:: Document segment ::
━━━━

Re: [PATCH] Retry acquiring reference locks for 100ms

Jeff King <peff@xxxxxxxx> · Thu, 24 Aug 2017 07:44:04 -0700

On Mon, Aug 21, 2017 at 01:51:34PM +0200, Michael Haggerty wrote:

> The philosophy of reference locking has been, "if another process is
> changing a reference, then whatever I'm trying to do to it will
> probably fail anyway because my old-SHA-1 value is probably no longer
> current". But this argument falls down if the other process has locked
> the reference to do something that doesn't actually change the value
> of the reference, such as `pack-refs` or `reflog expire`. There
> actually *is* a decent chance that a planned reference update will
> still be able to go through after the other process has released the
> lock.
> 
> So when trying to lock an individual reference (e.g., when creating
> "refs/heads/master.lock"), if it is already locked, then retry the
> lock acquisition for approximately 100 ms before giving up. This
> should eliminate some unnecessary lock conflicts without wasting a lot
> of time.

It will probably comes as little surprise to others on the list that
I agree with the intent of this patch. This version is cleaned up a
little from what we're running at GitHub right now, so I'll try to
review with fresh eyes.

> diff --git a/Documentation/config.txt b/Documentation/config.txt
> index d5c9c4cab6..2c04b9dfb4 100644
> --- a/Documentation/config.txt
> +++ b/Documentation/config.txt
> @@ -776,6 +776,12 @@ core.commentChar::
>  If set to "auto", `git-commit` would select a character that is not
>  the beginning character of any line in existing commit messages.

━━━━

:: Collected data ::
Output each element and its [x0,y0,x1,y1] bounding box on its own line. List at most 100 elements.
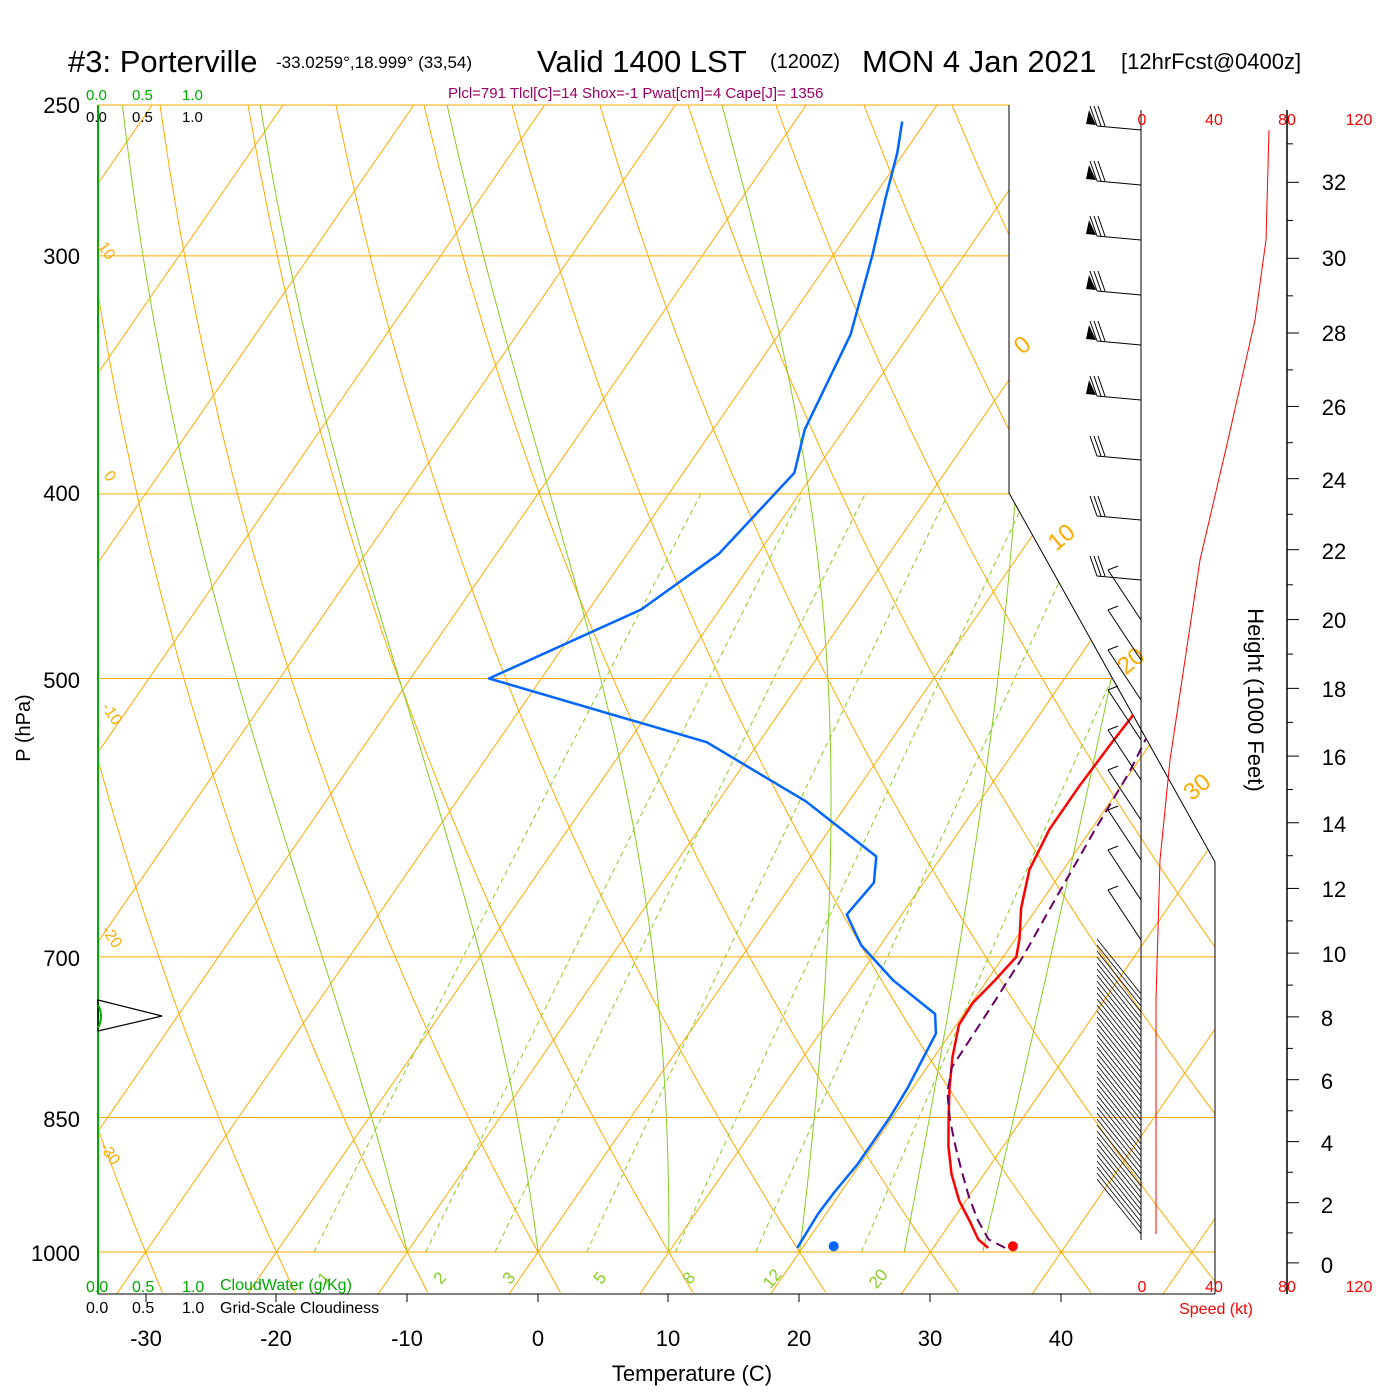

━━━━

:: Your tasks ::
1. List every term in the reference-lock patch reply that is set off in backticks.
2. Carry on the mailing-list reply about retrying reference locks for 100 ms, picking up right after its last line.

:: Solved tasks ::
1.
- pack-refs
- reflog expire
- git-commit

2.
>  
> +core.filesRefLockTimeout::
> +	The length of time, in milliseconds, to retry when trying to
> +	lock an individual reference. Value 0 means not to retry at
> +	all; -1 means to try indefinitely. Default is 100 (i.e.,
> +	retry for 100ms).
> +
>  core.packedRefsTimeout::
>  	The length of time, in milliseconds, to retry when trying to
>  	lock the `packed-refs` file. Value 0 means not to retry at

Do we need a separate config from packedRefsTimeout that is in the
context? I guess so, since the default values are different. And
rightfully so, I think, since writing a packed-refs file is potentially
a much larger operation (being O(n) in the number of refs rather than a
constant 40 bytes).

It probably doesn't matter all that much either way, as I wouldn't
expect people to need to tweak either of these in practice.

At some point when we have another ref backend that needs to take a
global lock, we'd probably have a third timeout. If we were starting
from scratch, I'd suggest that these might be part of refstorage.files.*
instead of core.*. And then eventually we might have
refstorage.reftable.timeout, refstorage.lmdb.timeout, etc.

But since core.packedRefsTimeout has already sailed, I'm not sure it's
worth caring about.

> diff --git a/refs.c b/refs.c
> index fe4c59aa8b..29dbb9b610 100644
> --- a/refs.c
> +++ b/refs.c
> @@ -561,6 +561,21 @@ enum ref_type ref_type(const char *refname)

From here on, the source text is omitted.